Dataset excerpt:
————————

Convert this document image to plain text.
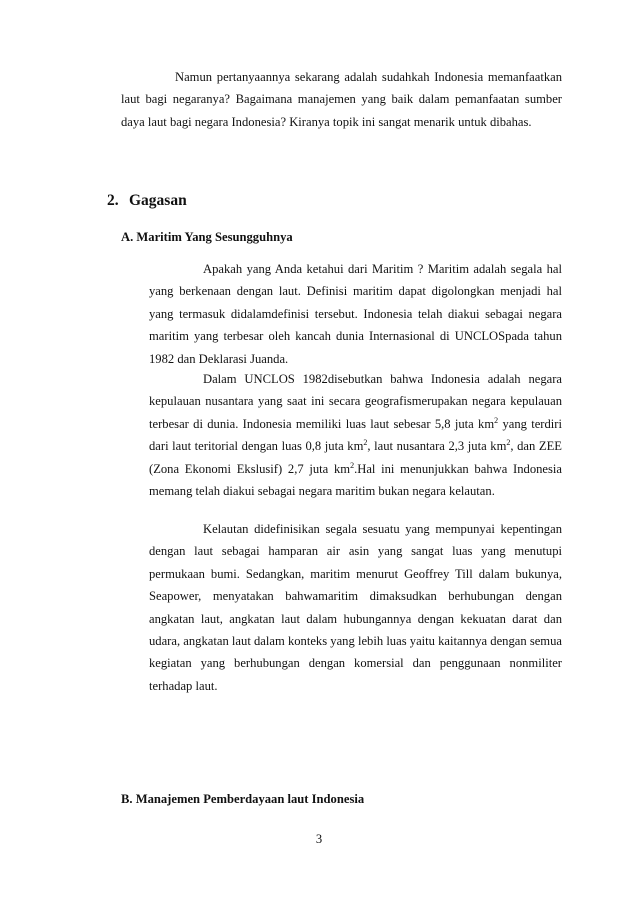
Namun pertanyaannya sekarang adalah sudahkah Indonesia memanfaatkan laut bagi negaranya? Bagaimana manajemen yang baik dalam pemanfaatan sumber daya laut bagi negara Indonesia? Kiranya topik ini sangat menarik untuk dibahas.

2. Gagasan
A. Maritim Yang Sesungguhnya

Apakah yang Anda ketahui dari Maritim ? Maritim adalah segala hal yang berkenaan dengan laut. Definisi maritim dapat digolongkan menjadi hal yang termasuk didalamdefinisi tersebut. Indonesia telah diakui sebagai negara maritim yang terbesar oleh kancah dunia Internasional di UNCLOSpada tahun 1982 dan Deklarasi Juanda.

Dalam UNCLOS 1982disebutkan bahwa Indonesia adalah negara kepulauan nusantara yang saat ini secara geografismerupakan negara kepulauan terbesar di dunia. Indonesia memiliki luas laut sebesar 5,8 juta $km^2$ yang terdiri dari laut teritorial dengan luas 0,8 juta $km^2$, laut nusantara 2,3 juta $km^2$, dan ZEE (Zona Ekonomi Ekslusif) 2,7 juta $km^2.Hal$ ini menunjukkan bahwa Indonesia memang telah diakui sebagai negara maritim bukan negara kelautan.

Kelautan didefinisikan segala sesuatu yang mempunyai kepentingan dengan laut sebagai hamparan air asin yang sangat luas yang menutupi permukaan bumi. Sedangkan, maritim menurut Geoffrey Till dalam bukunya, Seapower, menyatakan bahwamaritim dimaksudkan berhubungan dengan angkatan laut, angkatan laut dalam hubungannya dengan kekuatan darat dan udara, angkatan laut dalam konteks yang lebih luas yaitu kaitannya dengan semua kegiatan yang berhubungan dengan komersial dan penggunaan nonmiliter terhadap laut.

B. Manajemen Pemberdayaan laut Indonesia
3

————————

Requirements.
Each entry above is to be written out again unchanged, apart from the pictures, which are left out.

Task response.
Convert this document image to plain text.
Namun pertanyaannya sekarang adalah sudahkah Indonesia memanfaatkan laut bagi negaranya? Bagaimana manajemen yang baik dalam pemanfaatan sumber daya laut bagi negara Indonesia? Kiranya topik ini sangat menarik untuk dibahas.

2. Gagasan
A. Maritim Yang Sesungguhnya

Apakah yang Anda ketahui dari Maritim ? Maritim adalah segala hal yang berkenaan dengan laut. Definisi maritim dapat digolongkan menjadi hal yang termasuk didalamdefinisi tersebut. Indonesia telah diakui sebagai negara maritim yang terbesar oleh kancah dunia Internasional di UNCLOSpada tahun 1982 dan Deklarasi Juanda.

Dalam UNCLOS 1982disebutkan bahwa Indonesia adalah negara kepulauan nusantara yang saat ini secara geografismerupakan negara kepulauan terbesar di dunia. Indonesia memiliki luas laut sebesar 5,8 juta $km^2$ yang terdiri dari laut teritorial dengan luas 0,8 juta $km^2$, laut nusantara 2,3 juta $km^2$, dan ZEE (Zona Ekonomi Ekslusif) 2,7 juta $km^2.Hal$ ini menunjukkan bahwa Indonesia memang telah diakui sebagai negara maritim bukan negara kelautan.

Kelautan didefinisikan segala sesuatu yang mempunyai kepentingan dengan laut sebagai hamparan air asin yang sangat luas yang menutupi permukaan bumi. Sedangkan, maritim menurut Geoffrey Till dalam bukunya, Seapower, menyatakan bahwamaritim dimaksudkan berhubungan dengan angkatan laut, angkatan laut dalam hubungannya dengan kekuatan darat dan udara, angkatan laut dalam konteks yang lebih luas yaitu kaitannya dengan semua kegiatan yang berhubungan dengan komersial dan penggunaan nonmiliter terhadap laut.

B. Manajemen Pemberdayaan laut Indonesia
3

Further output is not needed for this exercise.